> Instruction: Reproduce the listing exactly, with no pictures in your copy.

> Dataset content:
..............................

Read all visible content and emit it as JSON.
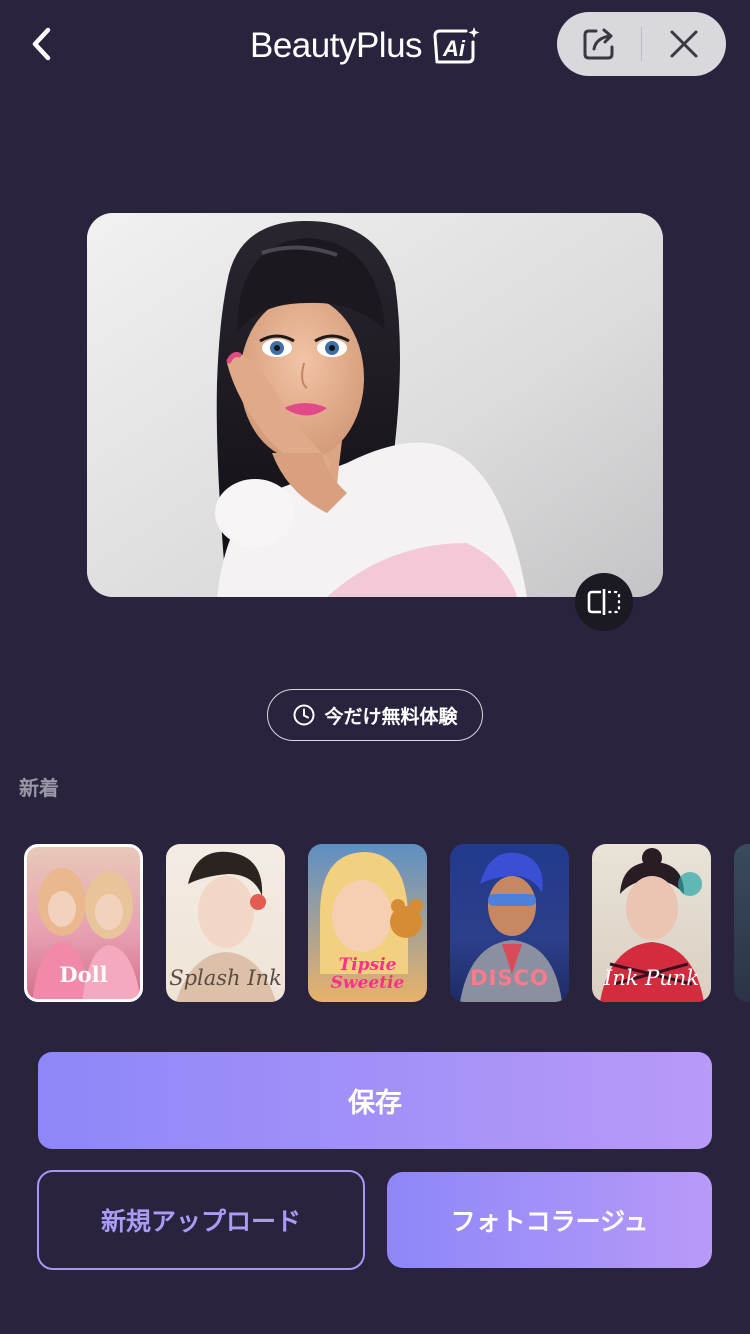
{
  "header": {
    "brand_name": "BeautyPlus",
    "brand_badge": "Ai",
    "icons": [
      "chevron-left-icon",
      "share-icon",
      "close-icon"
    ]
  },
  "trial": {
    "label": "今だけ無料体験",
    "icon": "clock-icon"
  },
  "section": {
    "title": "新着"
  },
  "styles": [
    {
      "name": "Doll",
      "selected": true
    },
    {
      "name": "Splash Ink",
      "selected": false
    },
    {
      "name": "Tipsie Sweetie",
      "selected": false
    },
    {
      "name": "DISCO",
      "selected": false
    },
    {
      "name": "Ink Punk",
      "selected": false
    }
  ],
  "actions": {
    "save_label": "保存",
    "upload_label": "新規アップロード",
    "collage_label": "フォトコラージュ"
  },
  "colors": {
    "background": "#29233d",
    "accent_start": "#8d87f8",
    "accent_end": "#b89af8"
  }
}
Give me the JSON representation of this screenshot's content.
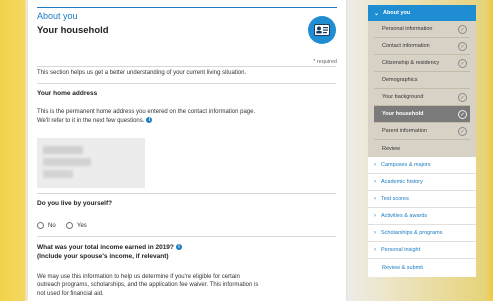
{
  "header": {
    "section_label": "About you",
    "page_title": "Your household",
    "required_note": "* required"
  },
  "intro": "This section helps us get a better understanding of your current living situation.",
  "home_address": {
    "title": "Your home address",
    "body_line1": "This is the permanent home address you entered on the contact information page.",
    "body_line2": "We'll refer to it in the next few questions."
  },
  "live_alone": {
    "question": "Do you live by yourself?",
    "options": [
      "No",
      "Yes"
    ]
  },
  "income": {
    "question_line1": "What was your total income earned in 2019?",
    "question_line2": "(Include your spouse's income, if relevant)",
    "body_line1": "We may use this information to help us determine if you're eligible for certain",
    "body_line2": "outreach programs, scholarships, and the application fee waiver. This information is",
    "body_line3": "not used for financial aid."
  },
  "sidebar": {
    "section": "About you",
    "sub_items": [
      {
        "label": "Personal information",
        "checked": true
      },
      {
        "label": "Contact information",
        "checked": true
      },
      {
        "label": "Citizenship & residency",
        "checked": true
      },
      {
        "label": "Demographics",
        "checked": false
      },
      {
        "label": "Your background",
        "checked": true
      },
      {
        "label": "Your household",
        "checked": true,
        "active": true
      },
      {
        "label": "Parent information",
        "checked": true
      },
      {
        "label": "Review",
        "checked": false
      }
    ],
    "top_items": [
      {
        "label": "Campuses & majors",
        "expandable": true
      },
      {
        "label": "Academic history",
        "expandable": true
      },
      {
        "label": "Test scores",
        "expandable": true
      },
      {
        "label": "Activities & awards",
        "expandable": true
      },
      {
        "label": "Scholarships & programs",
        "expandable": true
      },
      {
        "label": "Personal insight",
        "expandable": true
      },
      {
        "label": "Review & submit",
        "expandable": false
      }
    ]
  },
  "colors": {
    "accent": "#1b7cc1",
    "sidebar_header": "#1e8dd2",
    "active_item": "#7a7a7a"
  }
}
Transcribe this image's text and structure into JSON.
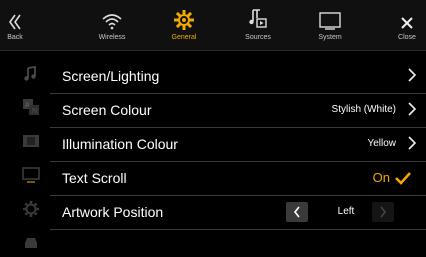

..............................

> Complete answer:
Read all visible content and emit it as JSON.
{
  "header": {
    "brand_name": "BeautyPlus",
    "brand_badge": "Ai",
    "icons": [
      "chevron-left-icon",
      "share-icon",
      "close-icon"
    ]
  },
  "trial": {
    "label": "今だけ無料体験",
    "icon": "clock-icon"
  },
  "section": {
    "title": "新着"
  },
  "styles": [
    {
      "name": "Doll",
      "selected": true
    },
    {
      "name": "Splash Ink",
      "selected": false
    },
    {
      "name": "Tipsie Sweetie",
      "selected": false
    },
    {
      "name": "DISCO",
      "selected": false
    },
    {
      "name": "Ink Punk",
      "selected": false
    }
  ],
  "actions": {
    "save_label": "保存",
    "upload_label": "新規アップロード",
    "collage_label": "フォトコラージュ"
  },
  "colors": {
    "background": "#29233d",
    "accent_start": "#8d87f8",
    "accent_end": "#b89af8"
  }
}
Give me the JSON representation of this screenshot's content.
{
  "header": {
    "section_label": "About you",
    "page_title": "Your household",
    "required_note": "* required"
  },
  "intro": "This section helps us get a better understanding of your current living situation.",
  "home_address": {
    "title": "Your home address",
    "body_line1": "This is the permanent home address you entered on the contact information page.",
    "body_line2": "We'll refer to it in the next few questions."
  },
  "live_alone": {
    "question": "Do you live by yourself?",
    "options": [
      "No",
      "Yes"
    ]
  },
  "income": {
    "question_line1": "What was your total income earned in 2019?",
    "question_line2": "(Include your spouse's income, if relevant)",
    "body_line1": "We may use this information to help us determine if you're eligible for certain",
    "body_line2": "outreach programs, scholarships, and the application fee waiver. This information is",
    "body_line3": "not used for financial aid."
  },
  "sidebar": {
    "section": "About you",
    "sub_items": [
      {
        "label": "Personal information",
        "checked": true
      },
      {
        "label": "Contact information",
        "checked": true
      },
      {
        "label": "Citizenship & residency",
        "checked": true
      },
      {
        "label": "Demographics",
        "checked": false
      },
      {
        "label": "Your background",
        "checked": true
      },
      {
        "label": "Your household",
        "checked": true,
        "active": true
      },
      {
        "label": "Parent information",
        "checked": true
      },
      {
        "label": "Review",
        "checked": false
      }
    ],
    "top_items": [
      {
        "label": "Campuses & majors",
        "expandable": true
      },
      {
        "label": "Academic history",
        "expandable": true
      },
      {
        "label": "Test scores",
        "expandable": true
      },
      {
        "label": "Activities & awards",
        "expandable": true
      },
      {
        "label": "Scholarships & programs",
        "expandable": true
      },
      {
        "label": "Personal insight",
        "expandable": true
      },
      {
        "label": "Review & submit",
        "expandable": false
      }
    ]
  },
  "colors": {
    "accent": "#1b7cc1",
    "sidebar_header": "#1e8dd2",
    "active_item": "#7a7a7a"
  }
}
Transcribe this image's text and structure into JSON.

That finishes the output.